[Data items]
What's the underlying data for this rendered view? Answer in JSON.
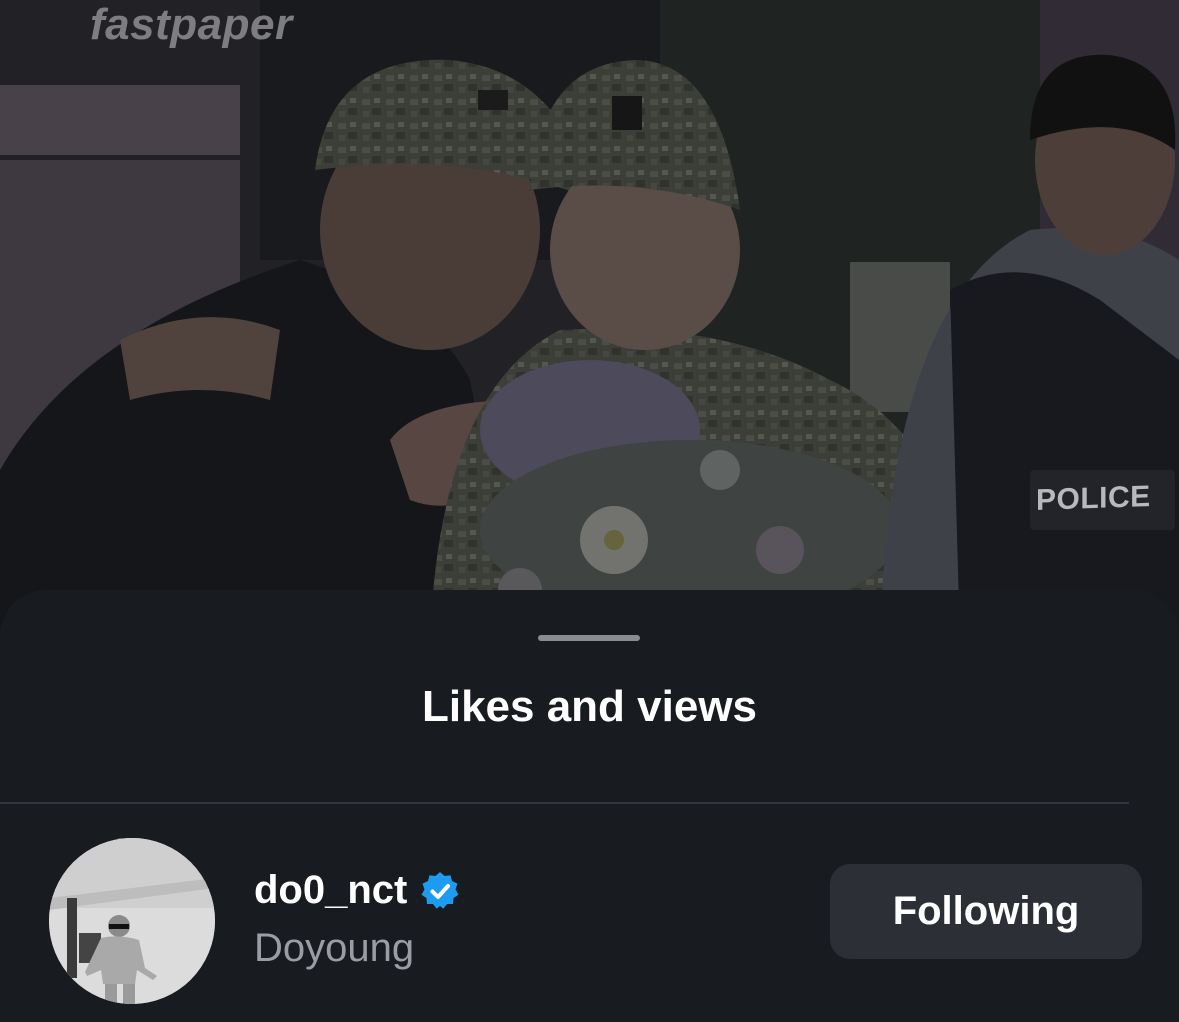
{
  "background_photo": {
    "watermark": "fastpaper",
    "vest_text": "POLICE"
  },
  "sheet": {
    "title": "Likes and views"
  },
  "user": {
    "username": "do0_nct",
    "display_name": "Doyoung",
    "verified": true,
    "follow_button_label": "Following"
  },
  "colors": {
    "sheet_background": "#181b20",
    "button_background": "#2c2f36",
    "verified_blue": "#1d9bf0",
    "secondary_text": "#9a9da3"
  }
}
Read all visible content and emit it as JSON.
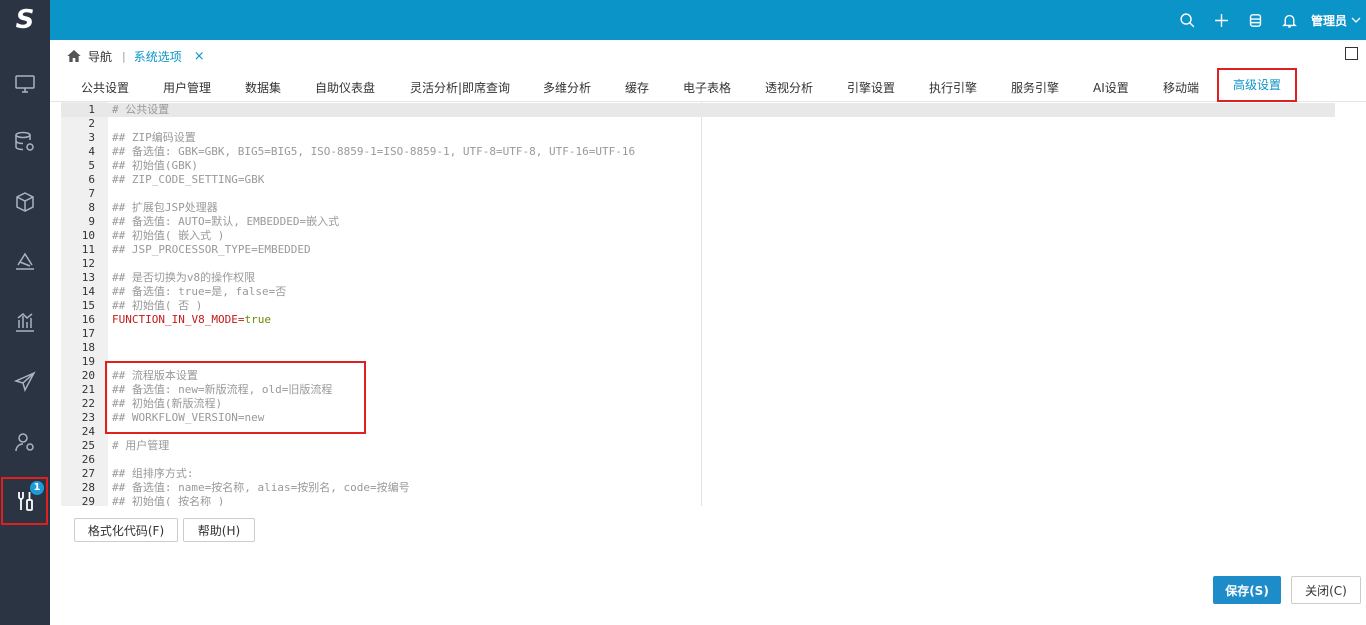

### Directions for this task:
Retype the entries word for word. Omit any images.

### The reply:
What's the underlying data for this rendered view? Answer in JSON.
{
  "background_photo": {
    "watermark": "fastpaper",
    "vest_text": "POLICE"
  },
  "sheet": {
    "title": "Likes and views"
  },
  "user": {
    "username": "do0_nct",
    "display_name": "Doyoung",
    "verified": true,
    "follow_button_label": "Following"
  },
  "colors": {
    "sheet_background": "#181b20",
    "button_background": "#2c2f36",
    "verified_blue": "#1d9bf0",
    "secondary_text": "#9a9da3"
  }
}
Read all visible content and emit it as JSON.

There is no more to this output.